(SOURCE DOCUMENT)
● ● ● ● ● ● ●
If you did have a pair, or even if you didn’t, you probably knew why some of those weird kids were into rocking the rainbow suspenders.
Because Mork rocked the rainbow suspenders. And Mork was awesome.
In 1982, the year that Mork and Mindy came to an end, my mother and her boyfriend at the time stuffed me and whatever possessions would fit into our car. We were moving from Indiana to Colorado for reasons I was too young to understand or care about. But, I was excited. Colorado had mountains, so I was sure it must be a beautiful place full of adventures.
Not only that, but I knew Boulder, Colorado was where Mork lived and Mom’s boyfriend promised that he’d take me to see Mork’s house.
He kept his promise. I saw the house. Because I did not yet understand how TV shows work, I tried very hard to peek into the windows, hoping to see Mork himself, thinking that if he saw me looking, we would surely be good friends right away and he would tell me many wonderful, funny, and interesting things.
I didn’t see Mork. And he didn’t see me, but that was okay. I kept watching anyway, and he still told me all kinds of weird and wonderful things. And they often turned out to be very important things.
I outgrew my suspenders and my Underoos, and I got interested in other things, but whenever I saw Robin Williams, I felt happy. I paid attention. It was only a couple of months ago that I was telling my husband about my super-rad suspenders, and that magical day when I saw Mork’s house.
● ● ● ● ● ● ●
(JOB)
Translate into Spanish this sentence from the passage about Mork: "I kept watching anyway, and he still told me all kinds of weird and wonderful things."

(SOURCE DATA)
● ● ● ● ● ● ●
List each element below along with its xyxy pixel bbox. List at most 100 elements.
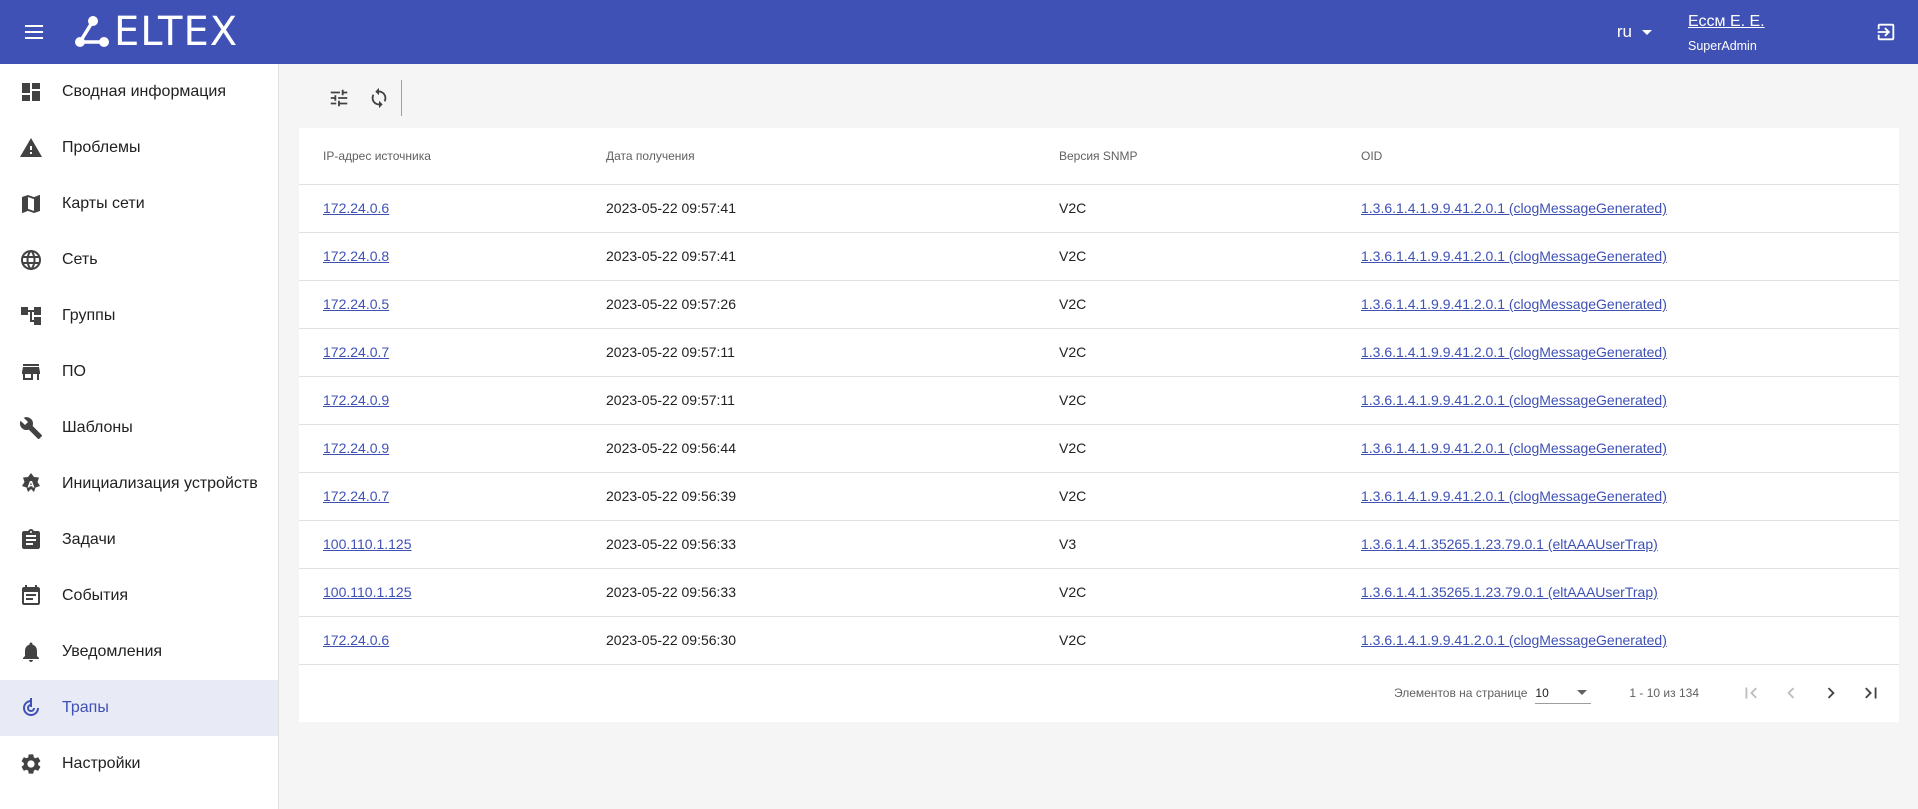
● ● ● ● ● ● ●
(WORKED ANSWER)
Seguí mirando de todos modos, y él aun así me contaba toda clase de cosas raras y maravillosas.